*TASK PROMPT*:
Images are not part of the copy; write out the rest of the data exactly as given.

*SUPPLIED INFORMATION*:
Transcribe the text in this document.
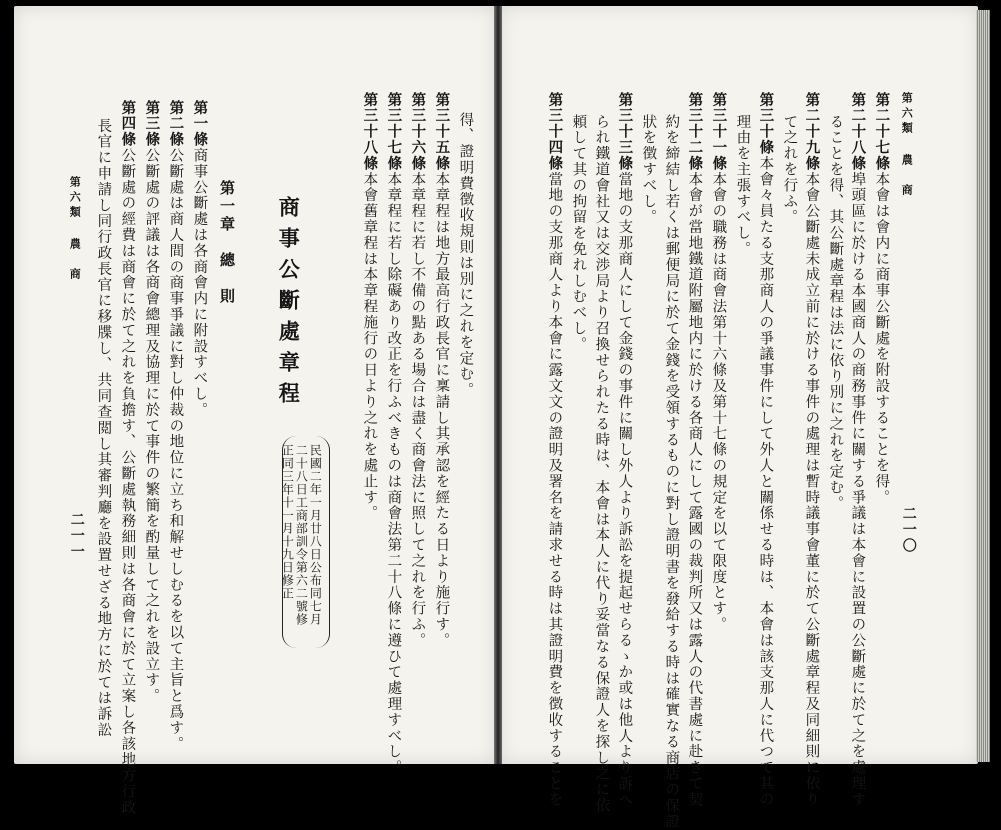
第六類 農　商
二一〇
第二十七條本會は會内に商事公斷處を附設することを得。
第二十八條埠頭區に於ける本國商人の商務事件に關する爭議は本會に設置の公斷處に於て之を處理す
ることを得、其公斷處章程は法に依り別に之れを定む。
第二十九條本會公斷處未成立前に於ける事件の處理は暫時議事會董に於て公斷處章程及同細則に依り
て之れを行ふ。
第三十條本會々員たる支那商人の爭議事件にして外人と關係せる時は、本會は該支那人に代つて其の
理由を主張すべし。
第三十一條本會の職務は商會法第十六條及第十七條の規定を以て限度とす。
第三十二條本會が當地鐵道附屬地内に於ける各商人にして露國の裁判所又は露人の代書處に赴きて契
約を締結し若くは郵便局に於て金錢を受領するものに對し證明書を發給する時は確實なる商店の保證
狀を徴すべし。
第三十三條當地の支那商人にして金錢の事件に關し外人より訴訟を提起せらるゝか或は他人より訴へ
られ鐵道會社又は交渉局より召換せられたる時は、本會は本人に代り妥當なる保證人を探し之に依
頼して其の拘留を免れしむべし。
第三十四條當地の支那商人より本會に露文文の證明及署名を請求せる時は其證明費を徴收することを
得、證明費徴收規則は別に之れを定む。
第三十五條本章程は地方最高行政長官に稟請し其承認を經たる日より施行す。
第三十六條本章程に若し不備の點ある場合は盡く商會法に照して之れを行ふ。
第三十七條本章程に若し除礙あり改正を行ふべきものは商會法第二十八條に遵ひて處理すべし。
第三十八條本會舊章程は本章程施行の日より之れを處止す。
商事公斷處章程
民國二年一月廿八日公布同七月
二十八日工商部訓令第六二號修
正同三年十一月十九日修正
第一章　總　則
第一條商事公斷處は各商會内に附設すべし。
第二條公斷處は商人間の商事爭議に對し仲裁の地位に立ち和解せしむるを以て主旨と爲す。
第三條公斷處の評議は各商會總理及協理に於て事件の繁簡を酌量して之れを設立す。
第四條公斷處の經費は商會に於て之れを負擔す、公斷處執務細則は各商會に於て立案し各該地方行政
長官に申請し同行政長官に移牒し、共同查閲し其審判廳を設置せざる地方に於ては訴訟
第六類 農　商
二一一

*REPLY*:
Transcribe the text in this document.
第六類 農　商
二一〇
第二十七條本會は會内に商事公斷處を附設することを得。
第二十八條埠頭區に於ける本國商人の商務事件に關する爭議は本會に設置の公斷處に於て之を處理す
ることを得、其公斷處章程は法に依り別に之れを定む。
第二十九條本會公斷處未成立前に於ける事件の處理は暫時議事會董に於て公斷處章程及同細則に依り
て之れを行ふ。
第三十條本會々員たる支那商人の爭議事件にして外人と關係せる時は、本會は該支那人に代つて其の
理由を主張すべし。
第三十一條本會の職務は商會法第十六條及第十七條の規定を以て限度とす。
第三十二條本會が當地鐵道附屬地内に於ける各商人にして露國の裁判所又は露人の代書處に赴きて契
約を締結し若くは郵便局に於て金錢を受領するものに對し證明書を發給する時は確實なる商店の保證
狀を徴すべし。
第三十三條當地の支那商人にして金錢の事件に關し外人より訴訟を提起せらるゝか或は他人より訴へ
られ鐵道會社又は交渉局より召換せられたる時は、本會は本人に代り妥當なる保證人を探し之に依
頼して其の拘留を免れしむべし。
第三十四條當地の支那商人より本會に露文文の證明及署名を請求せる時は其證明費を徴收することを
得、證明費徴收規則は別に之れを定む。
第三十五條本章程は地方最高行政長官に稟請し其承認を經たる日より施行す。
第三十六條本章程に若し不備の點ある場合は盡く商會法に照して之れを行ふ。
第三十七條本章程に若し除礙あり改正を行ふべきものは商會法第二十八條に遵ひて處理すべし。
第三十八條本會舊章程は本章程施行の日より之れを處止す。
商事公斷處章程
民國二年一月廿八日公布同七月
二十八日工商部訓令第六二號修
正同三年十一月十九日修正
第一章　總　則
第一條商事公斷處は各商會内に附設すべし。
第二條公斷處は商人間の商事爭議に對し仲裁の地位に立ち和解せしむるを以て主旨と爲す。
第三條公斷處の評議は各商會總理及協理に於て事件の繁簡を酌量して之れを設立す。
第四條公斷處の經費は商會に於て之れを負擔す、公斷處執務細則は各商會に於て立案し各該地方行政
長官に申請し同行政長官に移牒し、共同查閲し其審判廳を設置せざる地方に於ては訴訟
第六類 農　商
二一一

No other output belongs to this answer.